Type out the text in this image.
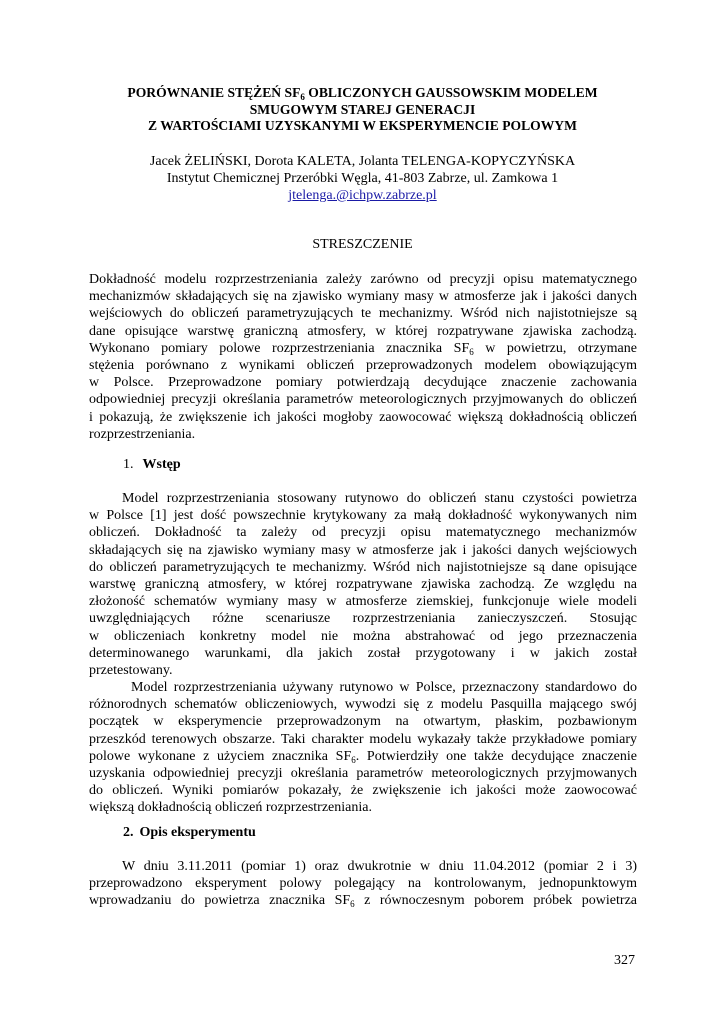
PORÓWNANIE STĘŻEŃ $SF_6$ OBLICZONYCH GAUSSOWSKIM MODELEM
SMUGOWYM STAREJ GENERACJI
Z WARTOŚCIAMI UZYSKANYMI W EKSPERYMENCIE POLOWYM
Jacek ŻELIŃSKI, Dorota KALETA, Jolanta TELENGA-KOPYCZYŃSKA
Instytut Chemicznej Przeróbki Węgla, 41-803 Zabrze, ul. Zamkowa 1
jtelenga.@ichpw.zabrze.pl
STRESZCZENIE
Dokładność modelu rozprzestrzeniania zależy zarówno od precyzji opisu matematycznego
mechanizmów składających się na zjawisko wymiany masy w atmosferze jak i jakości danych
wejściowych do obliczeń parametryzujących te mechanizmy. Wśród nich najistotniejsze są
dane opisujące warstwę graniczną atmosfery, w której rozpatrywane zjawiska zachodzą.
Wykonano pomiary polowe rozprzestrzeniania znacznika $SF_6$ w powietrzu, otrzymane
stężenia porównano z wynikami obliczeń przeprowadzonych modelem obowiązującym
w Polsce. Przeprowadzone pomiary potwierdzają decydujące znaczenie zachowania
odpowiedniej precyzji określania parametrów meteorologicznych przyjmowanych do obliczeń
i pokazują, że zwiększenie ich jakości mogłoby zaowocować większą dokładnością obliczeń
rozprzestrzeniania.
1. Wstęp
Model rozprzestrzeniania stosowany rutynowo do obliczeń stanu czystości powietrza
w Polsce [1] jest dość powszechnie krytykowany za małą dokładność wykonywanych nim
obliczeń. Dokładność ta zależy od precyzji opisu matematycznego mechanizmów
składających się na zjawisko wymiany masy w atmosferze jak i jakości danych wejściowych
do obliczeń parametryzujących te mechanizmy. Wśród nich najistotniejsze są dane opisujące
warstwę graniczną atmosfery, w której rozpatrywane zjawiska zachodzą. Ze względu na
złożoność schematów wymiany masy w atmosferze ziemskiej, funkcjonuje wiele modeli
uwzględniających różne scenariusze rozprzestrzeniania zanieczyszczeń. Stosując
w obliczeniach konkretny model nie można abstrahować od jego przeznaczenia
determinowanego warunkami, dla jakich został przygotowany i w jakich został
przetestowany.
Model rozprzestrzeniania używany rutynowo w Polsce, przeznaczony standardowo do
różnorodnych schematów obliczeniowych, wywodzi się z modelu Pasquilla mającego swój
początek w eksperymencie przeprowadzonym na otwartym, płaskim, pozbawionym
przeszkód terenowych obszarze. Taki charakter modelu wykazały także przykładowe pomiary
polowe wykonane z użyciem znacznika $SF_6$. Potwierdziły one także decydujące znaczenie
uzyskania odpowiedniej precyzji określania parametrów meteorologicznych przyjmowanych
do obliczeń. Wyniki pomiarów pokazały, że zwiększenie ich jakości może zaowocować
większą dokładnością obliczeń rozprzestrzeniania.
2. Opis eksperymentu
W dniu 3.11.2011 (pomiar 1) oraz dwukrotnie w dniu 11.04.2012 (pomiar 2 i 3)
przeprowadzono eksperyment polowy polegający na kontrolowanym, jednopunktowym
wprowadzaniu do powietrza znacznika $SF_6$ z równoczesnym poborem próbek powietrza
327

Task prompt:
Work out the number of lines in this listing that include the word "zaowocować". Reply with that number only.

Solution to this exercise:
2